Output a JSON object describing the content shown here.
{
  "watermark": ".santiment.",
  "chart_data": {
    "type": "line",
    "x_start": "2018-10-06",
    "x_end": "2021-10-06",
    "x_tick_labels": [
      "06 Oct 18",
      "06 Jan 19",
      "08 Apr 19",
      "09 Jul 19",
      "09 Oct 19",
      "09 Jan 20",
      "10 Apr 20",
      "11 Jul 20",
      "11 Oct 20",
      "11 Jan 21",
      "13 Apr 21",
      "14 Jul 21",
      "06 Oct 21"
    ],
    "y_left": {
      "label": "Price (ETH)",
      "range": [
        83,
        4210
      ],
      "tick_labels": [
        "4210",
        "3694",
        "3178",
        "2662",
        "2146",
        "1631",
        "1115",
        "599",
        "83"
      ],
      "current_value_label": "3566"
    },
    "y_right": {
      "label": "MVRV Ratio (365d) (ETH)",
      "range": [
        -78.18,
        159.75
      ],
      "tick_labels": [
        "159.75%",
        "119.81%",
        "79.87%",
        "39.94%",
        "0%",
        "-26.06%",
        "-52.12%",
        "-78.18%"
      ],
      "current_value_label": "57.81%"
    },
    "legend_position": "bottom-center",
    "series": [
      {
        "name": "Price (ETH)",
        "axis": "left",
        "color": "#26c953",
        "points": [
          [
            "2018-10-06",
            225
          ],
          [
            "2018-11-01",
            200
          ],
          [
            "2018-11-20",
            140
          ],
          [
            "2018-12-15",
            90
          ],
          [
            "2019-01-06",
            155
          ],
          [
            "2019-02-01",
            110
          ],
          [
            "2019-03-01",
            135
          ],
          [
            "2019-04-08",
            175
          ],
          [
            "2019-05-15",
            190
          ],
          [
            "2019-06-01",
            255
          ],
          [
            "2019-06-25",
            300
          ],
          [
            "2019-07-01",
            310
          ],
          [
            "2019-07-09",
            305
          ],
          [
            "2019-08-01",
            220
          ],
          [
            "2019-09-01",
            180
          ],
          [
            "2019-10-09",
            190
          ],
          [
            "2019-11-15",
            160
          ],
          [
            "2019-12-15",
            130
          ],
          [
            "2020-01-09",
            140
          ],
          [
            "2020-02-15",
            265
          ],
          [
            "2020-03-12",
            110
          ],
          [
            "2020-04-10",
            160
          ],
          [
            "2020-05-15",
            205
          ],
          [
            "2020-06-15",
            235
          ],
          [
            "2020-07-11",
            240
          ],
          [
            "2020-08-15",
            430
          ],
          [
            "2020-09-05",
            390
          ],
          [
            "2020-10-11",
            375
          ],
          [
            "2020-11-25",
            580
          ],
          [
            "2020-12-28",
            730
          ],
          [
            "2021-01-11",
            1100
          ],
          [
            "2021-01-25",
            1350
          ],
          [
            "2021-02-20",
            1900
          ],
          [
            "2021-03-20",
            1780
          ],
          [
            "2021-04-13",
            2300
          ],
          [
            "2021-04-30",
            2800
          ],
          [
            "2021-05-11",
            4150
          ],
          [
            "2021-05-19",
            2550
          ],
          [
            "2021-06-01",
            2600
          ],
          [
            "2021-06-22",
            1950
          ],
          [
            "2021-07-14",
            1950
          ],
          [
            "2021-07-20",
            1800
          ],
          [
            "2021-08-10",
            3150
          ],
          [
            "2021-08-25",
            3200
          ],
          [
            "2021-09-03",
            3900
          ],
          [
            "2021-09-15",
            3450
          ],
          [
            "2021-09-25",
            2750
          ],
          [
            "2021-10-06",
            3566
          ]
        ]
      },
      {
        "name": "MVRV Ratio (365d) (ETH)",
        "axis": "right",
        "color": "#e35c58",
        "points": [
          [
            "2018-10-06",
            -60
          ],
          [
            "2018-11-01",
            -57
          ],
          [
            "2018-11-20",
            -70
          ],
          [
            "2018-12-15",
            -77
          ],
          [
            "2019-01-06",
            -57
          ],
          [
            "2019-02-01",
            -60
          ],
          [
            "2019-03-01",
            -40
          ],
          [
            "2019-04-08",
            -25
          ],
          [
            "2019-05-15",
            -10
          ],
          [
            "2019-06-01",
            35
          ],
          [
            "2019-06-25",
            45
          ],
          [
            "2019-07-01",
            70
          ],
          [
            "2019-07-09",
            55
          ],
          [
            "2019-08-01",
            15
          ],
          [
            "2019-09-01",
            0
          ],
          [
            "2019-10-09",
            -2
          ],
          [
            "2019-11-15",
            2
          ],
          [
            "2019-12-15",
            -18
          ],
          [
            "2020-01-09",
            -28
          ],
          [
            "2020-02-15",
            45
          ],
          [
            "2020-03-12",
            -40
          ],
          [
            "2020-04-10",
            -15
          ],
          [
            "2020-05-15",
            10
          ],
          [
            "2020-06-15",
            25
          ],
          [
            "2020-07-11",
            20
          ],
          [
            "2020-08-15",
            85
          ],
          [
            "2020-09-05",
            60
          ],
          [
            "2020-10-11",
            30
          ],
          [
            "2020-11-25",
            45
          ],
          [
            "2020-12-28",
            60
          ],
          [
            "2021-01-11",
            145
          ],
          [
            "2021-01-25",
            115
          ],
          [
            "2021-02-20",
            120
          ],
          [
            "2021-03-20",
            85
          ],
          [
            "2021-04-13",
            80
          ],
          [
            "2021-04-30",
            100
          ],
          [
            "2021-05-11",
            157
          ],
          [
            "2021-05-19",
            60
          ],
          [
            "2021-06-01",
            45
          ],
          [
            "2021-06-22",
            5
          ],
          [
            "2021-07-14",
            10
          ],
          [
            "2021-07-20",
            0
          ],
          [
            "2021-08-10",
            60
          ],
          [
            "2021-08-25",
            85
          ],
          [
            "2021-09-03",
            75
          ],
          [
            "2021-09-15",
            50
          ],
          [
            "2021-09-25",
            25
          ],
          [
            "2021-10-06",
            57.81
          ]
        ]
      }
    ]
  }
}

> [STATED EXERCISE]
Reproduce every record, matching each line exactly.

> [SOLUTION TO THE EXERCISE]
Output a JSON object describing the content shown here.
{
  "watermark": ".santiment.",
  "chart_data": {
    "type": "line",
    "x_start": "2018-10-06",
    "x_end": "2021-10-06",
    "x_tick_labels": [
      "06 Oct 18",
      "06 Jan 19",
      "08 Apr 19",
      "09 Jul 19",
      "09 Oct 19",
      "09 Jan 20",
      "10 Apr 20",
      "11 Jul 20",
      "11 Oct 20",
      "11 Jan 21",
      "13 Apr 21",
      "14 Jul 21",
      "06 Oct 21"
    ],
    "y_left": {
      "label": "Price (ETH)",
      "range": [
        83,
        4210
      ],
      "tick_labels": [
        "4210",
        "3694",
        "3178",
        "2662",
        "2146",
        "1631",
        "1115",
        "599",
        "83"
      ],
      "current_value_label": "3566"
    },
    "y_right": {
      "label": "MVRV Ratio (365d) (ETH)",
      "range": [
        -78.18,
        159.75
      ],
      "tick_labels": [
        "159.75%",
        "119.81%",
        "79.87%",
        "39.94%",
        "0%",
        "-26.06%",
        "-52.12%",
        "-78.18%"
      ],
      "current_value_label": "57.81%"
    },
    "legend_position": "bottom-center",
    "series": [
      {
        "name": "Price (ETH)",
        "axis": "left",
        "color": "#26c953",
        "points": [
          [
            "2018-10-06",
            225
          ],
          [
            "2018-11-01",
            200
          ],
          [
            "2018-11-20",
            140
          ],
          [
            "2018-12-15",
            90
          ],
          [
            "2019-01-06",
            155
          ],
          [
            "2019-02-01",
            110
          ],
          [
            "2019-03-01",
            135
          ],
          [
            "2019-04-08",
            175
          ],
          [
            "2019-05-15",
            190
          ],
          [
            "2019-06-01",
            255
          ],
          [
            "2019-06-25",
            300
          ],
          [
            "2019-07-01",
            310
          ],
          [
            "2019-07-09",
            305
          ],
          [
            "2019-08-01",
            220
          ],
          [
            "2019-09-01",
            180
          ],
          [
            "2019-10-09",
            190
          ],
          [
            "2019-11-15",
            160
          ],
          [
            "2019-12-15",
            130
          ],
          [
            "2020-01-09",
            140
          ],
          [
            "2020-02-15",
            265
          ],
          [
            "2020-03-12",
            110
          ],
          [
            "2020-04-10",
            160
          ],
          [
            "2020-05-15",
            205
          ],
          [
            "2020-06-15",
            235
          ],
          [
            "2020-07-11",
            240
          ],
          [
            "2020-08-15",
            430
          ],
          [
            "2020-09-05",
            390
          ],
          [
            "2020-10-11",
            375
          ],
          [
            "2020-11-25",
            580
          ],
          [
            "2020-12-28",
            730
          ],
          [
            "2021-01-11",
            1100
          ],
          [
            "2021-01-25",
            1350
          ],
          [
            "2021-02-20",
            1900
          ],
          [
            "2021-03-20",
            1780
          ],
          [
            "2021-04-13",
            2300
          ],
          [
            "2021-04-30",
            2800
          ],
          [
            "2021-05-11",
            4150
          ],
          [
            "2021-05-19",
            2550
          ],
          [
            "2021-06-01",
            2600
          ],
          [
            "2021-06-22",
            1950
          ],
          [
            "2021-07-14",
            1950
          ],
          [
            "2021-07-20",
            1800
          ],
          [
            "2021-08-10",
            3150
          ],
          [
            "2021-08-25",
            3200
          ],
          [
            "2021-09-03",
            3900
          ],
          [
            "2021-09-15",
            3450
          ],
          [
            "2021-09-25",
            2750
          ],
          [
            "2021-10-06",
            3566
          ]
        ]
      },
      {
        "name": "MVRV Ratio (365d) (ETH)",
        "axis": "right",
        "color": "#e35c58",
        "points": [
          [
            "2018-10-06",
            -60
          ],
          [
            "2018-11-01",
            -57
          ],
          [
            "2018-11-20",
            -70
          ],
          [
            "2018-12-15",
            -77
          ],
          [
            "2019-01-06",
            -57
          ],
          [
            "2019-02-01",
            -60
          ],
          [
            "2019-03-01",
            -40
          ],
          [
            "2019-04-08",
            -25
          ],
          [
            "2019-05-15",
            -10
          ],
          [
            "2019-06-01",
            35
          ],
          [
            "2019-06-25",
            45
          ],
          [
            "2019-07-01",
            70
          ],
          [
            "2019-07-09",
            55
          ],
          [
            "2019-08-01",
            15
          ],
          [
            "2019-09-01",
            0
          ],
          [
            "2019-10-09",
            -2
          ],
          [
            "2019-11-15",
            2
          ],
          [
            "2019-12-15",
            -18
          ],
          [
            "2020-01-09",
            -28
          ],
          [
            "2020-02-15",
            45
          ],
          [
            "2020-03-12",
            -40
          ],
          [
            "2020-04-10",
            -15
          ],
          [
            "2020-05-15",
            10
          ],
          [
            "2020-06-15",
            25
          ],
          [
            "2020-07-11",
            20
          ],
          [
            "2020-08-15",
            85
          ],
          [
            "2020-09-05",
            60
          ],
          [
            "2020-10-11",
            30
          ],
          [
            "2020-11-25",
            45
          ],
          [
            "2020-12-28",
            60
          ],
          [
            "2021-01-11",
            145
          ],
          [
            "2021-01-25",
            115
          ],
          [
            "2021-02-20",
            120
          ],
          [
            "2021-03-20",
            85
          ],
          [
            "2021-04-13",
            80
          ],
          [
            "2021-04-30",
            100
          ],
          [
            "2021-05-11",
            157
          ],
          [
            "2021-05-19",
            60
          ],
          [
            "2021-06-01",
            45
          ],
          [
            "2021-06-22",
            5
          ],
          [
            "2021-07-14",
            10
          ],
          [
            "2021-07-20",
            0
          ],
          [
            "2021-08-10",
            60
          ],
          [
            "2021-08-25",
            85
          ],
          [
            "2021-09-03",
            75
          ],
          [
            "2021-09-15",
            50
          ],
          [
            "2021-09-25",
            25
          ],
          [
            "2021-10-06",
            57.81
          ]
        ]
      }
    ]
  }
}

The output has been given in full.